Extracted records:
------------------------------------------------------------------------
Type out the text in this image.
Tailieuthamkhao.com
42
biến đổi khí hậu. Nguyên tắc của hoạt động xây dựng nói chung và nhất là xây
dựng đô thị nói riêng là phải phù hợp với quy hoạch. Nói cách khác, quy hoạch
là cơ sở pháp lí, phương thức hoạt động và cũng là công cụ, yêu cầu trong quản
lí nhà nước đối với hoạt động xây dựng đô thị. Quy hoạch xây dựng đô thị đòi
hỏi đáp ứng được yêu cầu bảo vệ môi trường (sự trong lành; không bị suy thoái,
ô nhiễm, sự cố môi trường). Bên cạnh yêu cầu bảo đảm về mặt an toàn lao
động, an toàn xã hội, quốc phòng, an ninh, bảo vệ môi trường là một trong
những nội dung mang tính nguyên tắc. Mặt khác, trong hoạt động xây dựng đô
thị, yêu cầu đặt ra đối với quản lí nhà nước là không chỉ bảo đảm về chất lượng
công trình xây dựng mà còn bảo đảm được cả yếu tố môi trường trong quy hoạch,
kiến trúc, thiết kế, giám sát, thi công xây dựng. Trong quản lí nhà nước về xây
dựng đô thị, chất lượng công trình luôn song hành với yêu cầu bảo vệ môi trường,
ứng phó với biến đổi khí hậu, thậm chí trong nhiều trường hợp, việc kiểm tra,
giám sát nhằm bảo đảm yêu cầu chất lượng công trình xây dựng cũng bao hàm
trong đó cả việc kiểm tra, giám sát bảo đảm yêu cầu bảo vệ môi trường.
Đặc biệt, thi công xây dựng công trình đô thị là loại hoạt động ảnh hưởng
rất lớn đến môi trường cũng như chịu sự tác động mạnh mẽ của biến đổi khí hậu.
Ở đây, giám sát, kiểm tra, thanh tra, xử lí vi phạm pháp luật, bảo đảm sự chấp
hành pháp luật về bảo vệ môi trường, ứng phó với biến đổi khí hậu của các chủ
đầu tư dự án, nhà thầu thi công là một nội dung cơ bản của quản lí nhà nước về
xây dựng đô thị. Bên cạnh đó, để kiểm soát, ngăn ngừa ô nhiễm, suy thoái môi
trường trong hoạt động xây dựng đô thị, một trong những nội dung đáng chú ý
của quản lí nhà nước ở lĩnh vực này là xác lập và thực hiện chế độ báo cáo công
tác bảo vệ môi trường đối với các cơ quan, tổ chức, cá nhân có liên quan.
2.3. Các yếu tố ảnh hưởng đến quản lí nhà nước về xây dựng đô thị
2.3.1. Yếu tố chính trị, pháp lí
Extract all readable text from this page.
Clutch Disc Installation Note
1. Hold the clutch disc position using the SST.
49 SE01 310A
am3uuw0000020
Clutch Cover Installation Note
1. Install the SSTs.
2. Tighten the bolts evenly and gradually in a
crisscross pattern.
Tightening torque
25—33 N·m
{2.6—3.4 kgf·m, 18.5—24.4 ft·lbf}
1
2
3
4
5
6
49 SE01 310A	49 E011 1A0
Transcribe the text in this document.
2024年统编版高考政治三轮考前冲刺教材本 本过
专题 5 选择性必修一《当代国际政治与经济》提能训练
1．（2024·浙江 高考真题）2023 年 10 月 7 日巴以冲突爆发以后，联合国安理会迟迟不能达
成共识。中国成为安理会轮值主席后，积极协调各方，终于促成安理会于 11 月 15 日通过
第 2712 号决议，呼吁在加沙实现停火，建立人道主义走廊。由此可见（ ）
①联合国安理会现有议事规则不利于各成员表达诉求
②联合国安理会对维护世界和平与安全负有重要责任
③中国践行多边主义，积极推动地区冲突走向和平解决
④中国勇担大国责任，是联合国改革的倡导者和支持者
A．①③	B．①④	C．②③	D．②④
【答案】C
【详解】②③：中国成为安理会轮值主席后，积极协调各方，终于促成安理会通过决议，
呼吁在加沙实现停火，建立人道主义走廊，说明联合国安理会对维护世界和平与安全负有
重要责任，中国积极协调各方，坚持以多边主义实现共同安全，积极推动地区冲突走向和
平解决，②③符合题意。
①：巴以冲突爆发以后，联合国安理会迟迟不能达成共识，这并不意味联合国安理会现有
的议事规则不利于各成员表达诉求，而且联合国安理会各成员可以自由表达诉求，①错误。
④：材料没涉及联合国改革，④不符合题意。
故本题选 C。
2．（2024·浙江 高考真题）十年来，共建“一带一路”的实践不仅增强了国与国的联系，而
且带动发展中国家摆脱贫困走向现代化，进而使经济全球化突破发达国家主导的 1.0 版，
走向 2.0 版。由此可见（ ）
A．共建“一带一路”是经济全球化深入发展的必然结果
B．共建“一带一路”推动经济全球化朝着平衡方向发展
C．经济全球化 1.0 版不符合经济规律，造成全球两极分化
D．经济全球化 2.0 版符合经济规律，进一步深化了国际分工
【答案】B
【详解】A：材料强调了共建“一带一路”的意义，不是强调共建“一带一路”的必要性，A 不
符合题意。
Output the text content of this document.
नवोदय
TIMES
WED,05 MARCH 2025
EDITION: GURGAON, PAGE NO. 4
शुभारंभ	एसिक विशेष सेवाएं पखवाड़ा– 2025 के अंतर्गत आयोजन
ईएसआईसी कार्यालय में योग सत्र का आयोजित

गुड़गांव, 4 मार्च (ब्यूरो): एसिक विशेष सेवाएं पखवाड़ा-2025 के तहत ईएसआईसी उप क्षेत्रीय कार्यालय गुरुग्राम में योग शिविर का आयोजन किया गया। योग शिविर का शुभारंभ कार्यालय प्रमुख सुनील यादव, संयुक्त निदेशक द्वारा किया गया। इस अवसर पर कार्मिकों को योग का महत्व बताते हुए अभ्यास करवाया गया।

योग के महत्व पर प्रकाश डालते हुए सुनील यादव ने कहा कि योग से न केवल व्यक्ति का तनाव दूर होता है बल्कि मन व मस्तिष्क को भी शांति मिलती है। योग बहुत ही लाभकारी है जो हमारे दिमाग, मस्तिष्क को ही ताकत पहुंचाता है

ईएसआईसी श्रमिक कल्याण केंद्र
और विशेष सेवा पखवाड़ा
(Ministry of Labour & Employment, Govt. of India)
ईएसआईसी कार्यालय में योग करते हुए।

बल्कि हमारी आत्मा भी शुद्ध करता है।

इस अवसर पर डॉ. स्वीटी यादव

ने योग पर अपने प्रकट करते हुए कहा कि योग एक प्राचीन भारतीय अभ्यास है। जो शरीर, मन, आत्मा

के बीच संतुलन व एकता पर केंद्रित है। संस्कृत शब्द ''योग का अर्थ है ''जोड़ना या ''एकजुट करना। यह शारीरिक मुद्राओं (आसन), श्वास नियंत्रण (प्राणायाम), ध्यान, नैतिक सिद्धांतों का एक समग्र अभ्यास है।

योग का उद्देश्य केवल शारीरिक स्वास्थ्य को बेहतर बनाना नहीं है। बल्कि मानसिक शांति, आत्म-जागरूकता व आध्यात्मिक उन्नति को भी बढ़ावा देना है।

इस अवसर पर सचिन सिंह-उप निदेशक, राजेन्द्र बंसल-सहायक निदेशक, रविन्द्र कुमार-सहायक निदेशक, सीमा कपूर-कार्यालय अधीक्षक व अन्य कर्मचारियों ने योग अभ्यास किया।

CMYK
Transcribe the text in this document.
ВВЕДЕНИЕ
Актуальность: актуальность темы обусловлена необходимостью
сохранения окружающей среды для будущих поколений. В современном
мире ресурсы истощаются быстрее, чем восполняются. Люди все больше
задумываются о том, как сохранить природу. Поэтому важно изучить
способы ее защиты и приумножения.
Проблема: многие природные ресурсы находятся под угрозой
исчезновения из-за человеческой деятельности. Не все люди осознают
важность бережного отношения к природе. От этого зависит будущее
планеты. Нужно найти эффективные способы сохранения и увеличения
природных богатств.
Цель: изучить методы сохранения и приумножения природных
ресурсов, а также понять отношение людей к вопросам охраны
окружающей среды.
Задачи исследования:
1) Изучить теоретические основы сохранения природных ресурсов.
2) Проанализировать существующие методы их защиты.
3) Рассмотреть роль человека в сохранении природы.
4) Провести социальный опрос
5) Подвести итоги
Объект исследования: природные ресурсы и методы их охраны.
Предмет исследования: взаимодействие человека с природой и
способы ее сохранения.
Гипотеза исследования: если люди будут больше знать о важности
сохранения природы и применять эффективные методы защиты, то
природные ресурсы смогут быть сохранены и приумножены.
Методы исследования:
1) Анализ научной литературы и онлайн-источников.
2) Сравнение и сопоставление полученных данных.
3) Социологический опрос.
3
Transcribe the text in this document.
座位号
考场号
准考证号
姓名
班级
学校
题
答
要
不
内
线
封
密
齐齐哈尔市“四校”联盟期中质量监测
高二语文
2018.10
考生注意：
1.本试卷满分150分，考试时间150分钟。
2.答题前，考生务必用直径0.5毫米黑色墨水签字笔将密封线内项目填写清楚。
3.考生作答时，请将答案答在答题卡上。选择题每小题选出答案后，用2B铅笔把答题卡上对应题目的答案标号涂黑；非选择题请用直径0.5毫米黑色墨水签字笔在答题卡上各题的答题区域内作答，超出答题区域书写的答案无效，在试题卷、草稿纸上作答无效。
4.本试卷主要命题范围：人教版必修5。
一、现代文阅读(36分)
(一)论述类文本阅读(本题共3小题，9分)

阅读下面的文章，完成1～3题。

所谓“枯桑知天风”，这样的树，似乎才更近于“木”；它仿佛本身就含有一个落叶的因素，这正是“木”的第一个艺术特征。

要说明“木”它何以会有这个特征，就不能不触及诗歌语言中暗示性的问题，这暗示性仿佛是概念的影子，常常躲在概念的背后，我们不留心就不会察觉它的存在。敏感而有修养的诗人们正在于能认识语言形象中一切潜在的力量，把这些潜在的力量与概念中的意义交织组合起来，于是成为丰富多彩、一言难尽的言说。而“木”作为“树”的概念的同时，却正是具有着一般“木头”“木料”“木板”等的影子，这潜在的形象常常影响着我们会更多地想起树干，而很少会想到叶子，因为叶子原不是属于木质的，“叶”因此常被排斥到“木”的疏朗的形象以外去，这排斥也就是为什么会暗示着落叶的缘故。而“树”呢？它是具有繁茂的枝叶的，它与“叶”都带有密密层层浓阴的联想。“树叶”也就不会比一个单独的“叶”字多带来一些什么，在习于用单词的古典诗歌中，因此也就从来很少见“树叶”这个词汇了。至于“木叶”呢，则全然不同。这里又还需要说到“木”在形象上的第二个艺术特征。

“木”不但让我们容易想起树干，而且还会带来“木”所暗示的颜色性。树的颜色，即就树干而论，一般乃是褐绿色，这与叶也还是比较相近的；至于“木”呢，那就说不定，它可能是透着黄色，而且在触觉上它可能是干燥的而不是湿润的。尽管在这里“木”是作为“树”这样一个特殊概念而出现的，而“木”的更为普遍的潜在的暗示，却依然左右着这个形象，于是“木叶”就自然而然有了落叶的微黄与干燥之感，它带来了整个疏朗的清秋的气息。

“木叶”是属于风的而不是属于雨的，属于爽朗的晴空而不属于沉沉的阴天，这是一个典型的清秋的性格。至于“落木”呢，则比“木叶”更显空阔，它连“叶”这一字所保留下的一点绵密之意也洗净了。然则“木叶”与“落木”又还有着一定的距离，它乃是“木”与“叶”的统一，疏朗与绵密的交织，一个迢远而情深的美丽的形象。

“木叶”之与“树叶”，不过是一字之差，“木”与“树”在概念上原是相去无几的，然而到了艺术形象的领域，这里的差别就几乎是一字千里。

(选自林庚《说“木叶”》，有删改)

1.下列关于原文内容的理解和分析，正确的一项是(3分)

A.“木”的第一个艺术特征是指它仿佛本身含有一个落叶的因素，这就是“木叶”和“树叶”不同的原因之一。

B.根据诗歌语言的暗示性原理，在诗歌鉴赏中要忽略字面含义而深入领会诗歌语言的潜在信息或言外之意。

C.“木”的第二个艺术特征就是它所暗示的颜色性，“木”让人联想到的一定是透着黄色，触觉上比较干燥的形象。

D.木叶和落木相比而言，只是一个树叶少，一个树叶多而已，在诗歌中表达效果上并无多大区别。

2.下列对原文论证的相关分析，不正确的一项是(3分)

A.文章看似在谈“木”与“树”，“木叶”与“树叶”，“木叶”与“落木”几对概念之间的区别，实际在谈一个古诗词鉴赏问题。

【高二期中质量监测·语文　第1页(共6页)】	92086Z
------------------------------------------------------------------------
Whichever lines contain the string "природных", select and copy them.

природных богатств.
Цель: изучить методы сохранения и приумножения природных
1) Изучить теоретические основы сохранения природных ресурсов.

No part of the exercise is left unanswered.